BRIEF:
Each line below should be reproduced without any alteration.

(Source records)
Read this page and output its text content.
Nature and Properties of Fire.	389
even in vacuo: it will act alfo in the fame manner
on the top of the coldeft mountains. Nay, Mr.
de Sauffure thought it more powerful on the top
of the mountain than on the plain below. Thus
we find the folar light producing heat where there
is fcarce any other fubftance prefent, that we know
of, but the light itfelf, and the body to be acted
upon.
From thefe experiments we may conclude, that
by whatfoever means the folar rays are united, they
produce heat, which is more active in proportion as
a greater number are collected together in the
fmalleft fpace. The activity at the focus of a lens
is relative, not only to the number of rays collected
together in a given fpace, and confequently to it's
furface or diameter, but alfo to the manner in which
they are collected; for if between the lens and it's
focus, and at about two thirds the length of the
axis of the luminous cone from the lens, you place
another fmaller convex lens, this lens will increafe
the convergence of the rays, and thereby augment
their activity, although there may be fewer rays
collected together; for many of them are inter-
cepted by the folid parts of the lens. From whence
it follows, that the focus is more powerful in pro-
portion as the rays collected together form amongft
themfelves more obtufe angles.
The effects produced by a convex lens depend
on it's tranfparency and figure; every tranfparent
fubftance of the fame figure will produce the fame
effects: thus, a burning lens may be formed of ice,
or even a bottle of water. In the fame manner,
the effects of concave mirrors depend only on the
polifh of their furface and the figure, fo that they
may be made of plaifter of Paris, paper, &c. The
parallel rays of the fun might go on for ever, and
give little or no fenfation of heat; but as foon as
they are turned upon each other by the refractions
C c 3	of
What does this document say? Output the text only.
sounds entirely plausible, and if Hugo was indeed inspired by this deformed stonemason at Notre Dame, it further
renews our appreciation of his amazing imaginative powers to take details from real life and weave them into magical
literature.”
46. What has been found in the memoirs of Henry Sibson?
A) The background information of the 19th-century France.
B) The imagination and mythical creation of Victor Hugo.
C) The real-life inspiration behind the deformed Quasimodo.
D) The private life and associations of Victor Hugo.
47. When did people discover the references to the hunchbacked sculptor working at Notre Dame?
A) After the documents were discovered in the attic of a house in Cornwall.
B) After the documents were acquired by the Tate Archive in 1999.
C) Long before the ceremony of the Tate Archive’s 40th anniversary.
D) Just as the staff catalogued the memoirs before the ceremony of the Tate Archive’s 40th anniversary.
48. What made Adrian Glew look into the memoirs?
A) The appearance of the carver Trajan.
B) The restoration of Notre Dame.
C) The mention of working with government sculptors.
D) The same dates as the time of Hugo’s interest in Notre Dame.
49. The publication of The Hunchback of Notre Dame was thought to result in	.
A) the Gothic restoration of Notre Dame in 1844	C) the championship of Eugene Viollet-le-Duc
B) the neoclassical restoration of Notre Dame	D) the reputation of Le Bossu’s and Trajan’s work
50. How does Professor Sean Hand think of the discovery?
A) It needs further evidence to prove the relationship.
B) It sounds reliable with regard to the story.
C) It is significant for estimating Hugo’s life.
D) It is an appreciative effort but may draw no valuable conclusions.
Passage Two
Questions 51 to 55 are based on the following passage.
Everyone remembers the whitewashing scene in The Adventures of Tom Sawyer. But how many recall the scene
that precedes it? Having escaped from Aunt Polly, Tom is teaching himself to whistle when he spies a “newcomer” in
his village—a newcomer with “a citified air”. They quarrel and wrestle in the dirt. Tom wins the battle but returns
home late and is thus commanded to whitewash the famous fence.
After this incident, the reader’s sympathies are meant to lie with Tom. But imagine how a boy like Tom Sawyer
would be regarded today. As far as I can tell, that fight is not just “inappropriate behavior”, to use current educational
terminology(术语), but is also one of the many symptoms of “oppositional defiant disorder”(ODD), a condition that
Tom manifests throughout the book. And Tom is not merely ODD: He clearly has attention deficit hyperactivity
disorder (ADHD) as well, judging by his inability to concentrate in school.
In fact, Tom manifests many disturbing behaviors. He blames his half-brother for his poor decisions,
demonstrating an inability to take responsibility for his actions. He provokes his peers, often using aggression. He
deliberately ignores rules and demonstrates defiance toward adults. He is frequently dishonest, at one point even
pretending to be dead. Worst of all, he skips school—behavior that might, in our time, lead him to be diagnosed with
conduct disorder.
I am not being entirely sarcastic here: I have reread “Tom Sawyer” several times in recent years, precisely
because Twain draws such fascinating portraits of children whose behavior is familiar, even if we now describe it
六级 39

THE COMPLETED TASK:
Read this page and output its text content.
Nature and Properties of Fire.	389
even in vacuo: it will act alfo in the fame manner
on the top of the coldeft mountains. Nay, Mr.
de Sauffure thought it more powerful on the top
of the mountain than on the plain below. Thus
we find the folar light producing heat where there
is fcarce any other fubftance prefent, that we know
of, but the light itfelf, and the body to be acted
upon.
From thefe experiments we may conclude, that
by whatfoever means the folar rays are united, they
produce heat, which is more active in proportion as
a greater number are collected together in the
fmalleft fpace. The activity at the focus of a lens
is relative, not only to the number of rays collected
together in a given fpace, and confequently to it's
furface or diameter, but alfo to the manner in which
they are collected; for if between the lens and it's
focus, and at about two thirds the length of the
axis of the luminous cone from the lens, you place
another fmaller convex lens, this lens will increafe
the convergence of the rays, and thereby augment
their activity, although there may be fewer rays
collected together; for many of them are inter-
cepted by the folid parts of the lens. From whence
it follows, that the focus is more powerful in pro-
portion as the rays collected together form amongft
themfelves more obtufe angles.
The effects produced by a convex lens depend
on it's tranfparency and figure; every tranfparent
fubftance of the fame figure will produce the fame
effects: thus, a burning lens may be formed of ice,
or even a bottle of water. In the fame manner,
the effects of concave mirrors depend only on the
polifh of their furface and the figure, fo that they
may be made of plaifter of Paris, paper, &c. The
parallel rays of the fun might go on for ever, and
give little or no fenfation of heat; but as foon as
they are turned upon each other by the refractions
C c 3	of
What does this document say? Output the text only.
sounds entirely plausible, and if Hugo was indeed inspired by this deformed stonemason at Notre Dame, it further
renews our appreciation of his amazing imaginative powers to take details from real life and weave them into magical
literature.”
46. What has been found in the memoirs of Henry Sibson?
A) The background information of the 19th-century France.
B) The imagination and mythical creation of Victor Hugo.
C) The real-life inspiration behind the deformed Quasimodo.
D) The private life and associations of Victor Hugo.
47. When did people discover the references to the hunchbacked sculptor working at Notre Dame?
A) After the documents were discovered in the attic of a house in Cornwall.
B) After the documents were acquired by the Tate Archive in 1999.
C) Long before the ceremony of the Tate Archive’s 40th anniversary.
D) Just as the staff catalogued the memoirs before the ceremony of the Tate Archive’s 40th anniversary.
48. What made Adrian Glew look into the memoirs?
A) The appearance of the carver Trajan.
B) The restoration of Notre Dame.
C) The mention of working with government sculptors.
D) The same dates as the time of Hugo’s interest in Notre Dame.
49. The publication of The Hunchback of Notre Dame was thought to result in	.
A) the Gothic restoration of Notre Dame in 1844	C) the championship of Eugene Viollet-le-Duc
B) the neoclassical restoration of Notre Dame	D) the reputation of Le Bossu’s and Trajan’s work
50. How does Professor Sean Hand think of the discovery?
A) It needs further evidence to prove the relationship.
B) It sounds reliable with regard to the story.
C) It is significant for estimating Hugo’s life.
D) It is an appreciative effort but may draw no valuable conclusions.
Passage Two
Questions 51 to 55 are based on the following passage.
Everyone remembers the whitewashing scene in The Adventures of Tom Sawyer. But how many recall the scene
that precedes it? Having escaped from Aunt Polly, Tom is teaching himself to whistle when he spies a “newcomer” in
his village—a newcomer with “a citified air”. They quarrel and wrestle in the dirt. Tom wins the battle but returns
home late and is thus commanded to whitewash the famous fence.
After this incident, the reader’s sympathies are meant to lie with Tom. But imagine how a boy like Tom Sawyer
would be regarded today. As far as I can tell, that fight is not just “inappropriate behavior”, to use current educational
terminology(术语), but is also one of the many symptoms of “oppositional defiant disorder”(ODD), a condition that
Tom manifests throughout the book. And Tom is not merely ODD: He clearly has attention deficit hyperactivity
disorder (ADHD) as well, judging by his inability to concentrate in school.
In fact, Tom manifests many disturbing behaviors. He blames his half-brother for his poor decisions,
demonstrating an inability to take responsibility for his actions. He provokes his peers, often using aggression. He
deliberately ignores rules and demonstrates defiance toward adults. He is frequently dishonest, at one point even
pretending to be dead. Worst of all, he skips school—behavior that might, in our time, lead him to be diagnosed with
conduct disorder.
I am not being entirely sarcastic here: I have reread “Tom Sawyer” several times in recent years, precisely
because Twain draws such fascinating portraits of children whose behavior is familiar, even if we now describe it
六级 39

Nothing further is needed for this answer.